= SHORT PROBLEM =
Return the material word for word. Do not include pictures.

= DATA ENTRIES =
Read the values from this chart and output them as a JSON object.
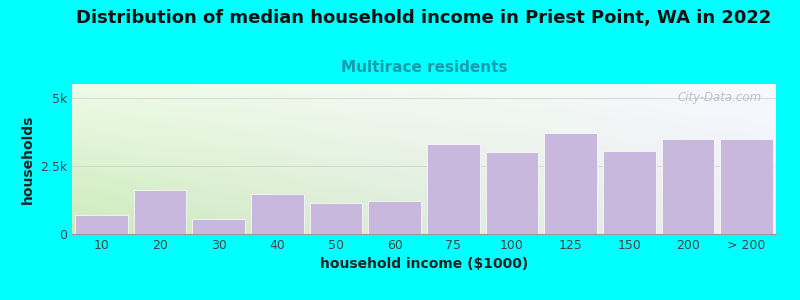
{
  "title": "Distribution of median household income in Priest Point, WA in 2022",
  "subtitle": "Multirace residents",
  "xlabel": "household income ($1000)",
  "ylabel": "households",
  "bar_labels": [
    "10",
    "20",
    "30",
    "40",
    "50",
    "60",
    "75",
    "100",
    "125",
    "150",
    "200",
    "> 200"
  ],
  "bar_values": [
    700,
    1600,
    550,
    1450,
    1150,
    1200,
    3300,
    3000,
    3700,
    3050,
    3500,
    3500
  ],
  "bar_color": "#c9b8de",
  "bg_outer": "#00ffff",
  "ylim": [
    0,
    5500
  ],
  "yticks": [
    0,
    2500,
    5000
  ],
  "ytick_labels": [
    "0",
    "2.5k",
    "5k"
  ],
  "watermark": "City-Data.com",
  "title_fontsize": 13,
  "subtitle_fontsize": 11,
  "subtitle_color": "#1a9baa",
  "axis_label_fontsize": 10,
  "tick_fontsize": 9,
  "grad_left_bottom": "#cceabb",
  "grad_left_top": "#edfbe6",
  "grad_right_bottom": "#eeeef8",
  "grad_right_top": "#f8f8ff"
}
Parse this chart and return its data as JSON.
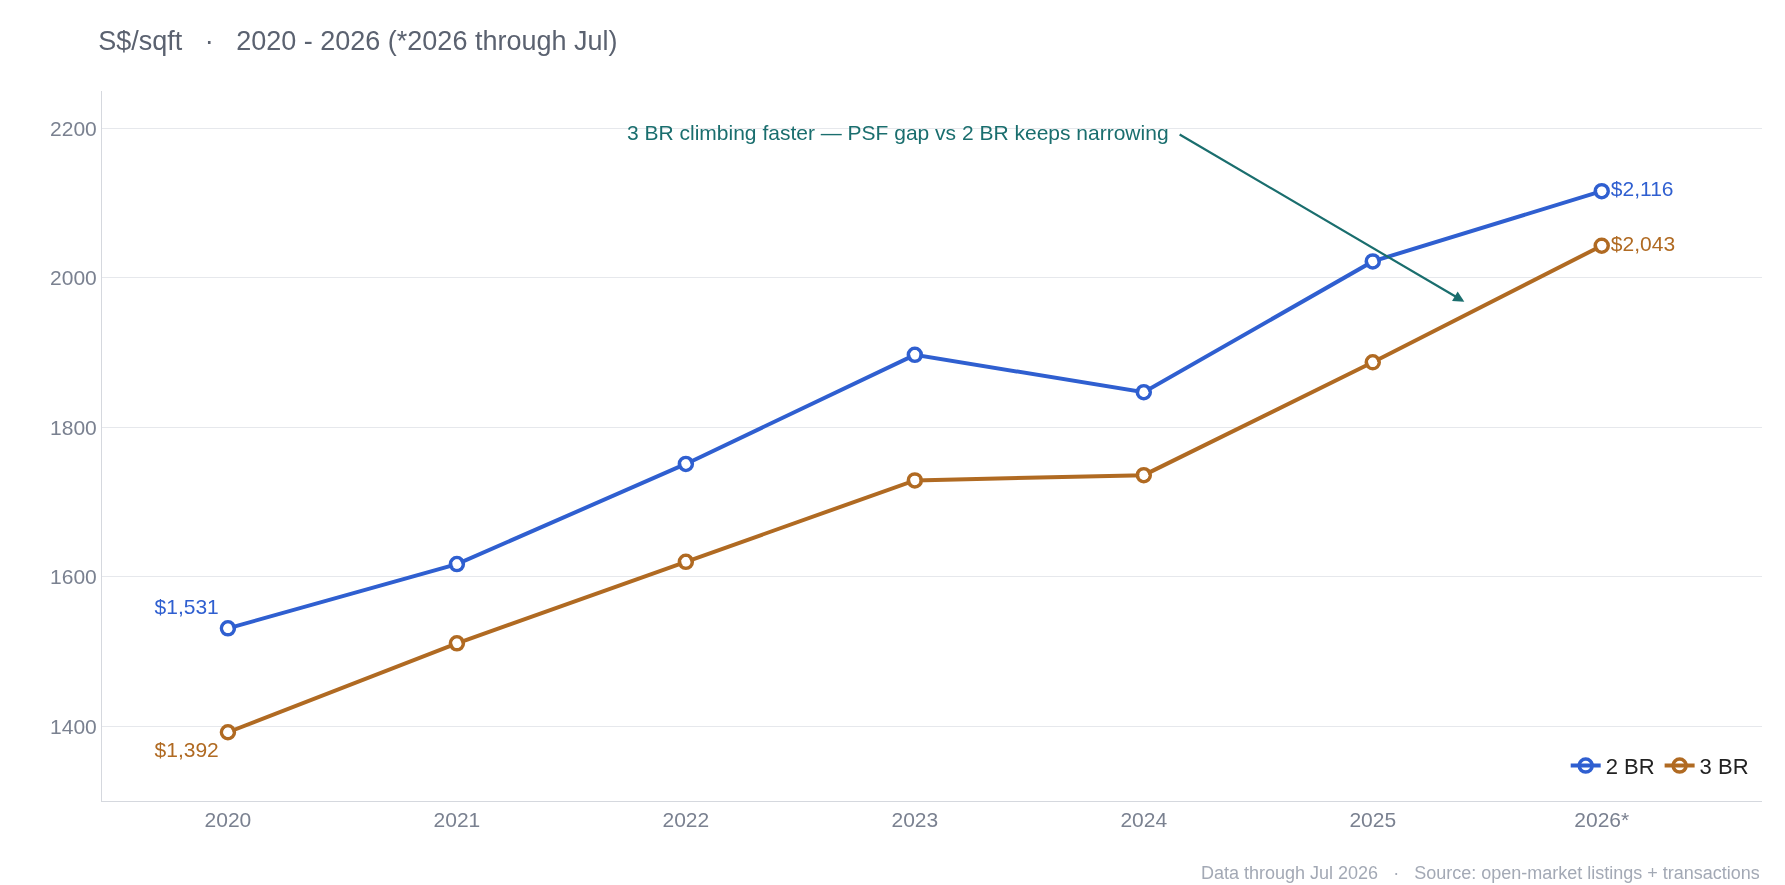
{
  "chart_data": {
    "type": "line",
    "title": "S$/sqft   ·   2020 - 2026 (*2026 through Jul)",
    "categories": [
      "2020",
      "2021",
      "2022",
      "2023",
      "2024",
      "2025",
      "2026*"
    ],
    "series": [
      {
        "name": "2 BR",
        "color": "#2f5fd0",
        "values": [
          1531,
          1617,
          1751,
          1897,
          1847,
          2022,
          2116
        ],
        "value_labels": [
          "$1,531",
          null,
          null,
          null,
          null,
          null,
          "$2,116"
        ]
      },
      {
        "name": "3 BR",
        "color": "#b06a22",
        "values": [
          1392,
          1511,
          1620,
          1729,
          1736,
          1887,
          2043
        ],
        "value_labels": [
          "$1,392",
          null,
          null,
          null,
          null,
          null,
          "$2,043"
        ]
      }
    ],
    "ylim": [
      1300,
      2250
    ],
    "yticks": [
      1400,
      1600,
      1800,
      2000,
      2200
    ],
    "grid": "y",
    "legend": "bottom right",
    "marker": "circle",
    "line_style": "solid",
    "annotations": [
      "3 BR climbing faster — PSF gap vs 2 BR keeps narrowing",
      "Data through Jul 2026   ·   Source: open-market listings + transactions"
    ]
  }
}
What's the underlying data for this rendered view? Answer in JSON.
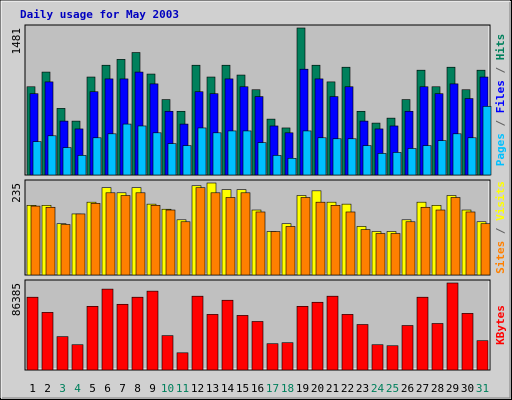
{
  "chart_data": [
    {
      "type": "bar",
      "title": "Daily usage for May 2003",
      "ylim": [
        0,
        1481
      ],
      "yticks": [
        1481
      ],
      "legend_separator": " / ",
      "series": [
        {
          "name": "Hits",
          "color": "#00805c",
          "values": [
            889,
            1037,
            671,
            543,
            987,
            1106,
            1165,
            1234,
            1017,
            760,
            642,
            1106,
            987,
            1106,
            1007,
            859,
            563,
            474,
            1481,
            1106,
            938,
            1086,
            642,
            523,
            573,
            760,
            1056,
            889,
            1086,
            859,
            1056
          ]
        },
        {
          "name": "Files",
          "color": "#0000ff",
          "values": [
            819,
            938,
            543,
            464,
            839,
            968,
            968,
            1037,
            918,
            642,
            513,
            839,
            819,
            968,
            889,
            790,
            494,
            425,
            1066,
            968,
            790,
            889,
            543,
            464,
            494,
            642,
            889,
            819,
            918,
            770,
            987
          ]
        },
        {
          "name": "Pages",
          "color": "#00c0ff",
          "values": [
            336,
            395,
            276,
            197,
            375,
            415,
            513,
            494,
            425,
            316,
            296,
            474,
            425,
            444,
            444,
            326,
            197,
            168,
            444,
            375,
            365,
            365,
            296,
            217,
            227,
            267,
            296,
            346,
            415,
            375,
            691
          ]
        }
      ]
    },
    {
      "type": "bar",
      "ylim": [
        0,
        235
      ],
      "yticks": [
        235
      ],
      "legend_separator": " / ",
      "series": [
        {
          "name": "Visits",
          "color": "#ffff00",
          "values": [
            178,
            178,
            131,
            156,
            186,
            223,
            210,
            223,
            181,
            168,
            141,
            228,
            235,
            218,
            218,
            166,
            111,
            131,
            203,
            215,
            186,
            181,
            124,
            111,
            111,
            141,
            186,
            178,
            203,
            166,
            136
          ]
        },
        {
          "name": "Sites",
          "color": "#ff8000",
          "values": [
            176,
            173,
            129,
            156,
            183,
            210,
            203,
            210,
            178,
            166,
            136,
            223,
            210,
            198,
            210,
            161,
            111,
            124,
            198,
            186,
            178,
            161,
            116,
            106,
            106,
            136,
            173,
            166,
            198,
            161,
            131
          ]
        }
      ]
    },
    {
      "type": "bar",
      "ylim": [
        0,
        86385
      ],
      "yticks": [
        86385
      ],
      "categories": [
        "1",
        "2",
        "3",
        "4",
        "5",
        "6",
        "7",
        "8",
        "9",
        "10",
        "11",
        "12",
        "13",
        "14",
        "15",
        "16",
        "17",
        "18",
        "19",
        "20",
        "21",
        "22",
        "23",
        "24",
        "25",
        "26",
        "27",
        "28",
        "29",
        "30",
        "31"
      ],
      "category_colors": [
        "#000000",
        "#000000",
        "#00805c",
        "#00805c",
        "#000000",
        "#000000",
        "#000000",
        "#000000",
        "#000000",
        "#00805c",
        "#00805c",
        "#000000",
        "#000000",
        "#000000",
        "#000000",
        "#000000",
        "#00805c",
        "#00805c",
        "#000000",
        "#000000",
        "#000000",
        "#000000",
        "#000000",
        "#00805c",
        "#00805c",
        "#000000",
        "#000000",
        "#000000",
        "#000000",
        "#000000",
        "#00805c"
      ],
      "series": [
        {
          "name": "KBytes",
          "color": "#ff0000",
          "values": [
            72288,
            57228,
            33132,
            25100,
            63252,
            80320,
            65260,
            72288,
            78312,
            34136,
            17068,
            73292,
            55220,
            69276,
            54216,
            48192,
            26104,
            27108,
            63252,
            67268,
            73292,
            55220,
            45180,
            25100,
            24096,
            44176,
            72288,
            46184,
            86385,
            56224,
            29116
          ]
        }
      ]
    }
  ]
}
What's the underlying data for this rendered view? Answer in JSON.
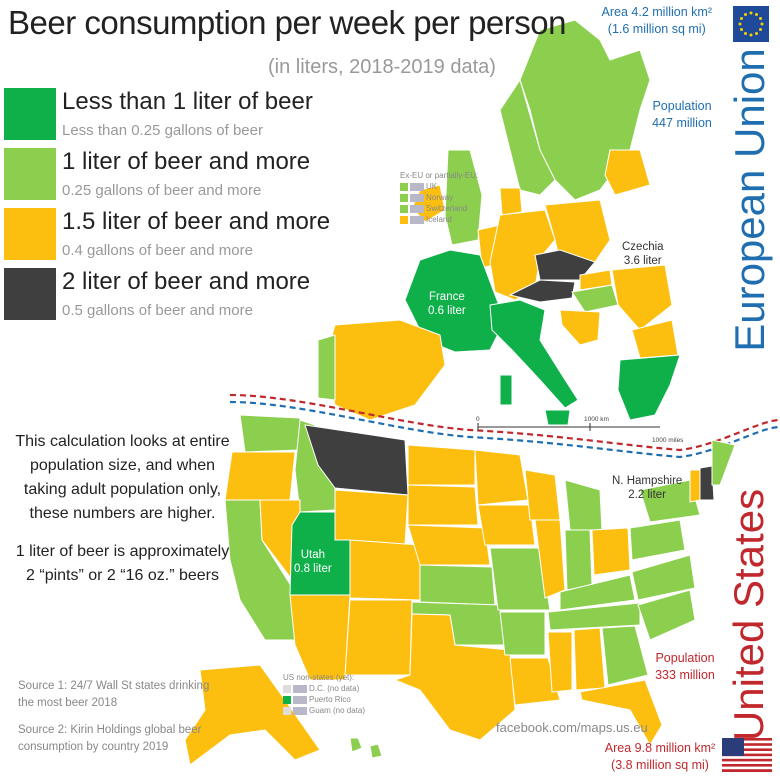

= SOLUTION BELOW =
Read the values from this chart and output them as a JSON object.
{
  "title": "Distribution of median household income in Priest Point, WA in 2022",
  "subtitle": "Multirace residents",
  "xlabel": "household income ($1000)",
  "ylabel": "households",
  "bar_labels": [
    "10",
    "20",
    "30",
    "40",
    "50",
    "60",
    "75",
    "100",
    "125",
    "150",
    "200",
    "> 200"
  ],
  "bar_values": [
    700,
    1600,
    550,
    1450,
    1150,
    1200,
    3300,
    3000,
    3700,
    3050,
    3500,
    3500
  ],
  "bar_color": "#c9b8de",
  "bg_outer": "#00ffff",
  "ylim": [
    0,
    5500
  ],
  "yticks": [
    0,
    2500,
    5000
  ],
  "ytick_labels": [
    "0",
    "2.5k",
    "5k"
  ],
  "watermark": "City-Data.com",
  "title_fontsize": 13,
  "subtitle_fontsize": 11,
  "subtitle_color": "#1a9baa",
  "axis_label_fontsize": 10,
  "tick_fontsize": 9,
  "grad_left_bottom": "#cceabb",
  "grad_left_top": "#edfbe6",
  "grad_right_bottom": "#eeeef8",
  "grad_right_top": "#f8f8ff"
}
Parse this chart and return its data as JSON.
{
  "chart_data": {
    "type": "line",
    "title": "S$/sqft   ·   2020 - 2026 (*2026 through Jul)",
    "categories": [
      "2020",
      "2021",
      "2022",
      "2023",
      "2024",
      "2025",
      "2026*"
    ],
    "series": [
      {
        "name": "2 BR",
        "color": "#2f5fd0",
        "values": [
          1531,
          1617,
          1751,
          1897,
          1847,
          2022,
          2116
        ],
        "value_labels": [
          "$1,531",
          null,
          null,
          null,
          null,
          null,
          "$2,116"
        ]
      },
      {
        "name": "3 BR",
        "color": "#b06a22",
        "values": [
          1392,
          1511,
          1620,
          1729,
          1736,
          1887,
          2043
        ],
        "value_labels": [
          "$1,392",
          null,
          null,
          null,
          null,
          null,
          "$2,043"
        ]
      }
    ],
    "ylim": [
      1300,
      2250
    ],
    "yticks": [
      1400,
      1600,
      1800,
      2000,
      2200
    ],
    "grid": "y",
    "legend": "bottom right",
    "marker": "circle",
    "line_style": "solid",
    "annotations": [
      "3 BR climbing faster — PSF gap vs 2 BR keeps narrowing",
      "Data through Jul 2026   ·   Source: open-market listings + transactions"
    ]
  }
}
What's the underlying data for this rendered view? Answer in JSON.
{
  "chart_data": [
    {
      "type": "bar",
      "title": "Daily usage for May 2003",
      "ylim": [
        0,
        1481
      ],
      "yticks": [
        1481
      ],
      "legend_separator": " / ",
      "series": [
        {
          "name": "Hits",
          "color": "#00805c",
          "values": [
            889,
            1037,
            671,
            543,
            987,
            1106,
            1165,
            1234,
            1017,
            760,
            642,
            1106,
            987,
            1106,
            1007,
            859,
            563,
            474,
            1481,
            1106,
            938,
            1086,
            642,
            523,
            573,
            760,
            1056,
            889,
            1086,
            859,
            1056
          ]
        },
        {
          "name": "Files",
          "color": "#0000ff",
          "values": [
            819,
            938,
            543,
            464,
            839,
            968,
            968,
            1037,
            918,
            642,
            513,
            839,
            819,
            968,
            889,
            790,
            494,
            425,
            1066,
            968,
            790,
            889,
            543,
            464,
            494,
            642,
            889,
            819,
            918,
            770,
            987
          ]
        },
        {
          "name": "Pages",
          "color": "#00c0ff",
          "values": [
            336,
            395,
            276,
            197,
            375,
            415,
            513,
            494,
            425,
            316,
            296,
            474,
            425,
            444,
            444,
            326,
            197,
            168,
            444,
            375,
            365,
            365,
            296,
            217,
            227,
            267,
            296,
            346,
            415,
            375,
            691
          ]
        }
      ]
    },
    {
      "type": "bar",
      "ylim": [
        0,
        235
      ],
      "yticks": [
        235
      ],
      "legend_separator": " / ",
      "series": [
        {
          "name": "Visits",
          "color": "#ffff00",
          "values": [
            178,
            178,
            131,
            156,
            186,
            223,
            210,
            223,
            181,
            168,
            141,
            228,
            235,
            218,
            218,
            166,
            111,
            131,
            203,
            215,
            186,
            181,
            124,
            111,
            111,
            141,
            186,
            178,
            203,
            166,
            136
          ]
        },
        {
          "name": "Sites",
          "color": "#ff8000",
          "values": [
            176,
            173,
            129,
            156,
            183,
            210,
            203,
            210,
            178,
            166,
            136,
            223,
            210,
            198,
            210,
            161,
            111,
            124,
            198,
            186,
            178,
            161,
            116,
            106,
            106,
            136,
            173,
            166,
            198,
            161,
            131
          ]
        }
      ]
    },
    {
      "type": "bar",
      "ylim": [
        0,
        86385
      ],
      "yticks": [
        86385
      ],
      "categories": [
        "1",
        "2",
        "3",
        "4",
        "5",
        "6",
        "7",
        "8",
        "9",
        "10",
        "11",
        "12",
        "13",
        "14",
        "15",
        "16",
        "17",
        "18",
        "19",
        "20",
        "21",
        "22",
        "23",
        "24",
        "25",
        "26",
        "27",
        "28",
        "29",
        "30",
        "31"
      ],
      "category_colors": [
        "#000000",
        "#000000",
        "#00805c",
        "#00805c",
        "#000000",
        "#000000",
        "#000000",
        "#000000",
        "#000000",
        "#00805c",
        "#00805c",
        "#000000",
        "#000000",
        "#000000",
        "#000000",
        "#000000",
        "#00805c",
        "#00805c",
        "#000000",
        "#000000",
        "#000000",
        "#000000",
        "#000000",
        "#00805c",
        "#00805c",
        "#000000",
        "#000000",
        "#000000",
        "#000000",
        "#000000",
        "#00805c"
      ],
      "series": [
        {
          "name": "KBytes",
          "color": "#ff0000",
          "values": [
            72288,
            57228,
            33132,
            25100,
            63252,
            80320,
            65260,
            72288,
            78312,
            34136,
            17068,
            73292,
            55220,
            69276,
            54216,
            48192,
            26104,
            27108,
            63252,
            67268,
            73292,
            55220,
            45180,
            25100,
            24096,
            44176,
            72288,
            46184,
            86385,
            56224,
            29116
          ]
        }
      ]
    }
  ]
}
What's the underlying data for this rendered view? Answer in JSON.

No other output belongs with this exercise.